## Aim of the task
Check each line of the material below, and copy it if it holds the string "score".

## Task inputs
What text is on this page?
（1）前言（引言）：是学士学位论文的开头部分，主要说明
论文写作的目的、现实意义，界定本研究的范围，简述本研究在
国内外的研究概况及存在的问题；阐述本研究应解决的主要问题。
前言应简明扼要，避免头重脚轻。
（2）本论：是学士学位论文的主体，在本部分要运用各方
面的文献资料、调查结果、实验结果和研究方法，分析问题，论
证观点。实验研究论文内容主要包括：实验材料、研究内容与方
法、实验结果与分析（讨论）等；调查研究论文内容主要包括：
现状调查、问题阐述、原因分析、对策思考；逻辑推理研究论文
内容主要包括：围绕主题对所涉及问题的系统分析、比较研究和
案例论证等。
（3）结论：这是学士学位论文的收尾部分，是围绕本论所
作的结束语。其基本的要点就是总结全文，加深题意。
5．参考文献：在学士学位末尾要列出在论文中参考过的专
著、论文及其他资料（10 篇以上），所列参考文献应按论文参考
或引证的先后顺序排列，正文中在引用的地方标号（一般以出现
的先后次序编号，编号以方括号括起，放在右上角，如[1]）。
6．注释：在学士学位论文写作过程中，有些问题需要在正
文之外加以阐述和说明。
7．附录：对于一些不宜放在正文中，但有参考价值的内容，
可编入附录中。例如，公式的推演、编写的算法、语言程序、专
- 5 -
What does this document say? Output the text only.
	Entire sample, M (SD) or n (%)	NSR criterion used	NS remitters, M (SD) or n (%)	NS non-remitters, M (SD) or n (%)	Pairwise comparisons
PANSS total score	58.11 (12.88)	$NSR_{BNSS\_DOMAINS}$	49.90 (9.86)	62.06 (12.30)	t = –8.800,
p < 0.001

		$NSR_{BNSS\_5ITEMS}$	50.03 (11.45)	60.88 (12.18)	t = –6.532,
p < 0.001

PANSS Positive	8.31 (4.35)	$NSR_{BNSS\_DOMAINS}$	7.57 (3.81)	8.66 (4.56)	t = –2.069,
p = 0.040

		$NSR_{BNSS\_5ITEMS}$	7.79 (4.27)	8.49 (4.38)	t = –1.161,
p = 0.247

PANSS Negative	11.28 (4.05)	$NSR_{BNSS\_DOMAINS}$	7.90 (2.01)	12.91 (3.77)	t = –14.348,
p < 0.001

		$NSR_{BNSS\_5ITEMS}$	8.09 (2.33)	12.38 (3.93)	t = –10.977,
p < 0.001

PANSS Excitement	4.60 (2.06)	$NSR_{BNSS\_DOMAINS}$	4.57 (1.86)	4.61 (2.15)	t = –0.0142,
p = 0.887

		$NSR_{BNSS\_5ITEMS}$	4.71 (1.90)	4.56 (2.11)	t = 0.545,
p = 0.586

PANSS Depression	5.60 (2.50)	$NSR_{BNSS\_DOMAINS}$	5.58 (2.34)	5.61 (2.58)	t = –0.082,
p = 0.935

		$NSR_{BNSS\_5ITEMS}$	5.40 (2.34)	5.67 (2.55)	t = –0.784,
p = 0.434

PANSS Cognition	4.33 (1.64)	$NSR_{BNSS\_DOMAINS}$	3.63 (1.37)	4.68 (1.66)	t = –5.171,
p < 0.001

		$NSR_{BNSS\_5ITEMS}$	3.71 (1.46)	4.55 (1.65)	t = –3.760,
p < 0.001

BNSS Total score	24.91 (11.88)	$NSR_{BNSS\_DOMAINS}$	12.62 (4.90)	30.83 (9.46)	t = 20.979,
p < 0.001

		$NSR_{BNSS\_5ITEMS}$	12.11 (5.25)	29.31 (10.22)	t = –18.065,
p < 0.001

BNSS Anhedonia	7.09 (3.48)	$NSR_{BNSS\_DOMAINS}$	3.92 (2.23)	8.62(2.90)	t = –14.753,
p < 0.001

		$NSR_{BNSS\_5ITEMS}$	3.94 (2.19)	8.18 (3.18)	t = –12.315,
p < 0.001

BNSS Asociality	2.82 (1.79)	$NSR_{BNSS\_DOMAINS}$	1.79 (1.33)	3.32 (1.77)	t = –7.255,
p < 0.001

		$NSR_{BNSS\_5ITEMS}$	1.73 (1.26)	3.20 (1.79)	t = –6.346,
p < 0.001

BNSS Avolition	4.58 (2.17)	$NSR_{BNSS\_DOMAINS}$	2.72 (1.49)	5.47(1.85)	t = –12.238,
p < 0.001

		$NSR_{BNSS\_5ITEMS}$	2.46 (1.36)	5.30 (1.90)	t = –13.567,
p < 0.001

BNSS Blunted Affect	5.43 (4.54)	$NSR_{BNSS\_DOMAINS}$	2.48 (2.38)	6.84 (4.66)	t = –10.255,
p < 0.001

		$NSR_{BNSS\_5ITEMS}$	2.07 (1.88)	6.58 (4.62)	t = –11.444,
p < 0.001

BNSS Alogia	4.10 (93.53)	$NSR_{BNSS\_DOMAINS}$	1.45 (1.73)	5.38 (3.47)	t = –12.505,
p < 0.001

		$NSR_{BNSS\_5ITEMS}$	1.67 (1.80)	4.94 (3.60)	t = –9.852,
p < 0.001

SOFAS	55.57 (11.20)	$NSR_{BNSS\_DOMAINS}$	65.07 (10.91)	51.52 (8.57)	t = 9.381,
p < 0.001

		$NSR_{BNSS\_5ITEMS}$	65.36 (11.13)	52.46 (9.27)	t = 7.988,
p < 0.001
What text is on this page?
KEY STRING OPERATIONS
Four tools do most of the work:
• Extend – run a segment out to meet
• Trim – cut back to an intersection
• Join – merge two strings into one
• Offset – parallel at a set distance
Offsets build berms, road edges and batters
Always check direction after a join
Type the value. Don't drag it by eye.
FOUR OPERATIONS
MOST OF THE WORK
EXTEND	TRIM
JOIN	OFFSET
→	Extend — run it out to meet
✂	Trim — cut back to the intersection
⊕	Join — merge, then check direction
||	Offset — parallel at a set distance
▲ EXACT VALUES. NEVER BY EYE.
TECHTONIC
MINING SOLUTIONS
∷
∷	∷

## Task response
PANSS total score	58.11 (12.88)	$NSR_{BNSS\_DOMAINS}$	49.90 (9.86)	62.06 (12.30)	t = –8.800,
BNSS Total score	24.91 (11.88)	$NSR_{BNSS\_DOMAINS}$	12.62 (4.90)	30.83 (9.46)	t = 20.979,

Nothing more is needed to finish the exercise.